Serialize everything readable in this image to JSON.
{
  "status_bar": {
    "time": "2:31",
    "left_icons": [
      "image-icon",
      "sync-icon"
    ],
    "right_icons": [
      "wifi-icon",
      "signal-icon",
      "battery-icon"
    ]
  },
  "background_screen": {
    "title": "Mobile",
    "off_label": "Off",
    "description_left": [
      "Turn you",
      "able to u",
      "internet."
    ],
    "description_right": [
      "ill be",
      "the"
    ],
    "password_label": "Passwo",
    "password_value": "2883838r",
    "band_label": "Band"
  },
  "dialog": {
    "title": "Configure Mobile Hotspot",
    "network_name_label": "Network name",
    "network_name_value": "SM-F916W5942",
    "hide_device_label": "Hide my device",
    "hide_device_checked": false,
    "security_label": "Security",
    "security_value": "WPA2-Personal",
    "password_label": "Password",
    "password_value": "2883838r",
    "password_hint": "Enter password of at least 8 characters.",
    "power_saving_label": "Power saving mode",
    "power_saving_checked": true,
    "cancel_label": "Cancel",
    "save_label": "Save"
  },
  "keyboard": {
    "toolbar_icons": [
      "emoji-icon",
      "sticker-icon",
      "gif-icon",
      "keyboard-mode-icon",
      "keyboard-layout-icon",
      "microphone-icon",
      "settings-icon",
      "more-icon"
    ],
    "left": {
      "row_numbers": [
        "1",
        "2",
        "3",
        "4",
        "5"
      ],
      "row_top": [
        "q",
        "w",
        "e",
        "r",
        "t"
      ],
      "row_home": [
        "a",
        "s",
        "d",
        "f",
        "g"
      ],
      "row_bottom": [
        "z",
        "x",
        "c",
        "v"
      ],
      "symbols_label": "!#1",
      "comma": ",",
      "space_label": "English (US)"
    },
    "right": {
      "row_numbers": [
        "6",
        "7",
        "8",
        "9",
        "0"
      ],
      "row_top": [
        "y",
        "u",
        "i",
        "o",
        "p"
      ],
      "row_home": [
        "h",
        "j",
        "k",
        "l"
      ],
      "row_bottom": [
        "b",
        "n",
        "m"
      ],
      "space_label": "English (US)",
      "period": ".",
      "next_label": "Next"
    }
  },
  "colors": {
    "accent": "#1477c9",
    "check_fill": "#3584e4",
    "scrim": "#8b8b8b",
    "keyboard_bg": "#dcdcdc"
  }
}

|---|

Repeat all of the records above exactly as they appear.

• **CORRECT RESULT**
Serialize everything readable in this image to JSON.
{
  "status_bar": {
    "time": "2:31",
    "left_icons": [
      "image-icon",
      "sync-icon"
    ],
    "right_icons": [
      "wifi-icon",
      "signal-icon",
      "battery-icon"
    ]
  },
  "background_screen": {
    "title": "Mobile",
    "off_label": "Off",
    "description_left": [
      "Turn you",
      "able to u",
      "internet."
    ],
    "description_right": [
      "ill be",
      "the"
    ],
    "password_label": "Passwo",
    "password_value": "2883838r",
    "band_label": "Band"
  },
  "dialog": {
    "title": "Configure Mobile Hotspot",
    "network_name_label": "Network name",
    "network_name_value": "SM-F916W5942",
    "hide_device_label": "Hide my device",
    "hide_device_checked": false,
    "security_label": "Security",
    "security_value": "WPA2-Personal",
    "password_label": "Password",
    "password_value": "2883838r",
    "password_hint": "Enter password of at least 8 characters.",
    "power_saving_label": "Power saving mode",
    "power_saving_checked": true,
    "cancel_label": "Cancel",
    "save_label": "Save"
  },
  "keyboard": {
    "toolbar_icons": [
      "emoji-icon",
      "sticker-icon",
      "gif-icon",
      "keyboard-mode-icon",
      "keyboard-layout-icon",
      "microphone-icon",
      "settings-icon",
      "more-icon"
    ],
    "left": {
      "row_numbers": [
        "1",
        "2",
        "3",
        "4",
        "5"
      ],
      "row_top": [
        "q",
        "w",
        "e",
        "r",
        "t"
      ],
      "row_home": [
        "a",
        "s",
        "d",
        "f",
        "g"
      ],
      "row_bottom": [
        "z",
        "x",
        "c",
        "v"
      ],
      "symbols_label": "!#1",
      "comma": ",",
      "space_label": "English (US)"
    },
    "right": {
      "row_numbers": [
        "6",
        "7",
        "8",
        "9",
        "0"
      ],
      "row_top": [
        "y",
        "u",
        "i",
        "o",
        "p"
      ],
      "row_home": [
        "h",
        "j",
        "k",
        "l"
      ],
      "row_bottom": [
        "b",
        "n",
        "m"
      ],
      "space_label": "English (US)",
      "period": ".",
      "next_label": "Next"
    }
  },
  "colors": {
    "accent": "#1477c9",
    "check_fill": "#3584e4",
    "scrim": "#8b8b8b",
    "keyboard_bg": "#dcdcdc"
  }
}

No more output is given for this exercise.